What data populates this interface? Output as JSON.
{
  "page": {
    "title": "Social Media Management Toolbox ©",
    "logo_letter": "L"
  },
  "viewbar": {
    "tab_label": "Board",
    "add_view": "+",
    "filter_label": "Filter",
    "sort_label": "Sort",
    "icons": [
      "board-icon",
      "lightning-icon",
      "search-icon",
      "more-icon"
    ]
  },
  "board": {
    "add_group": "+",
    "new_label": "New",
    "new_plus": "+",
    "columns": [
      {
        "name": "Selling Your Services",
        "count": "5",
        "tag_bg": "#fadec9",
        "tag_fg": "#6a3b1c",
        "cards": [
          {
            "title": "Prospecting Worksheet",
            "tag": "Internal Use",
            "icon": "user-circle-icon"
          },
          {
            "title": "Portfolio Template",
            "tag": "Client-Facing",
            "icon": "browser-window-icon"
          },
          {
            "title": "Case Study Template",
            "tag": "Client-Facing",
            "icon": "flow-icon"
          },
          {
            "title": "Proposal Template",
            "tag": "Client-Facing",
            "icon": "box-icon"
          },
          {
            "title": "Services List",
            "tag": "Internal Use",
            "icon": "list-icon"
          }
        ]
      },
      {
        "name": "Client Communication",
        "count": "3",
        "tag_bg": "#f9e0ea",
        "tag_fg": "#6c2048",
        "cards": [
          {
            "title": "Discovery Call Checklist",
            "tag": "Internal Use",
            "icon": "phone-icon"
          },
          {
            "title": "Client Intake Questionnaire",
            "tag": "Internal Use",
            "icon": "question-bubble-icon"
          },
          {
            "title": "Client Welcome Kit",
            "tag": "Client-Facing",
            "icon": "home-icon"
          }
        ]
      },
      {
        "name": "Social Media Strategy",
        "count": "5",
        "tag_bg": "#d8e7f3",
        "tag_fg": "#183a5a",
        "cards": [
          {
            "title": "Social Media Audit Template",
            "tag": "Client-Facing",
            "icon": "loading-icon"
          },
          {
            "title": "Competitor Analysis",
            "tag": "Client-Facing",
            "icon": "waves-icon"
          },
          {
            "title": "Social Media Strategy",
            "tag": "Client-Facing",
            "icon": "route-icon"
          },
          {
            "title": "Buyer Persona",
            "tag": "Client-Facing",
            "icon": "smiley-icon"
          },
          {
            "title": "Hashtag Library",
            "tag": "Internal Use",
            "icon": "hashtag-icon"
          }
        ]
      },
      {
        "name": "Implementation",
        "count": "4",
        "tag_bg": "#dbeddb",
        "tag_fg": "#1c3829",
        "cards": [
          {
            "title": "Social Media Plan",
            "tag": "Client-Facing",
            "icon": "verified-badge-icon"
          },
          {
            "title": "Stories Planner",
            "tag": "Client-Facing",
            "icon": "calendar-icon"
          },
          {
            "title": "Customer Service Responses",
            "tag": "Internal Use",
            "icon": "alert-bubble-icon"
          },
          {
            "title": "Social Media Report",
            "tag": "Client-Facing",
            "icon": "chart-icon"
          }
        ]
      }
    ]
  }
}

Exercise objective:
Repeat the preceding lines exactly, please, every one of them.

Finished exercise:
What data populates this interface? Output as JSON.
{
  "page": {
    "title": "Social Media Management Toolbox ©",
    "logo_letter": "L"
  },
  "viewbar": {
    "tab_label": "Board",
    "add_view": "+",
    "filter_label": "Filter",
    "sort_label": "Sort",
    "icons": [
      "board-icon",
      "lightning-icon",
      "search-icon",
      "more-icon"
    ]
  },
  "board": {
    "add_group": "+",
    "new_label": "New",
    "new_plus": "+",
    "columns": [
      {
        "name": "Selling Your Services",
        "count": "5",
        "tag_bg": "#fadec9",
        "tag_fg": "#6a3b1c",
        "cards": [
          {
            "title": "Prospecting Worksheet",
            "tag": "Internal Use",
            "icon": "user-circle-icon"
          },
          {
            "title": "Portfolio Template",
            "tag": "Client-Facing",
            "icon": "browser-window-icon"
          },
          {
            "title": "Case Study Template",
            "tag": "Client-Facing",
            "icon": "flow-icon"
          },
          {
            "title": "Proposal Template",
            "tag": "Client-Facing",
            "icon": "box-icon"
          },
          {
            "title": "Services List",
            "tag": "Internal Use",
            "icon": "list-icon"
          }
        ]
      },
      {
        "name": "Client Communication",
        "count": "3",
        "tag_bg": "#f9e0ea",
        "tag_fg": "#6c2048",
        "cards": [
          {
            "title": "Discovery Call Checklist",
            "tag": "Internal Use",
            "icon": "phone-icon"
          },
          {
            "title": "Client Intake Questionnaire",
            "tag": "Internal Use",
            "icon": "question-bubble-icon"
          },
          {
            "title": "Client Welcome Kit",
            "tag": "Client-Facing",
            "icon": "home-icon"
          }
        ]
      },
      {
        "name": "Social Media Strategy",
        "count": "5",
        "tag_bg": "#d8e7f3",
        "tag_fg": "#183a5a",
        "cards": [
          {
            "title": "Social Media Audit Template",
            "tag": "Client-Facing",
            "icon": "loading-icon"
          },
          {
            "title": "Competitor Analysis",
            "tag": "Client-Facing",
            "icon": "waves-icon"
          },
          {
            "title": "Social Media Strategy",
            "tag": "Client-Facing",
            "icon": "route-icon"
          },
          {
            "title": "Buyer Persona",
            "tag": "Client-Facing",
            "icon": "smiley-icon"
          },
          {
            "title": "Hashtag Library",
            "tag": "Internal Use",
            "icon": "hashtag-icon"
          }
        ]
      },
      {
        "name": "Implementation",
        "count": "4",
        "tag_bg": "#dbeddb",
        "tag_fg": "#1c3829",
        "cards": [
          {
            "title": "Social Media Plan",
            "tag": "Client-Facing",
            "icon": "verified-badge-icon"
          },
          {
            "title": "Stories Planner",
            "tag": "Client-Facing",
            "icon": "calendar-icon"
          },
          {
            "title": "Customer Service Responses",
            "tag": "Internal Use",
            "icon": "alert-bubble-icon"
          },
          {
            "title": "Social Media Report",
            "tag": "Client-Facing",
            "icon": "chart-icon"
          }
        ]
      }
    ]
  }
}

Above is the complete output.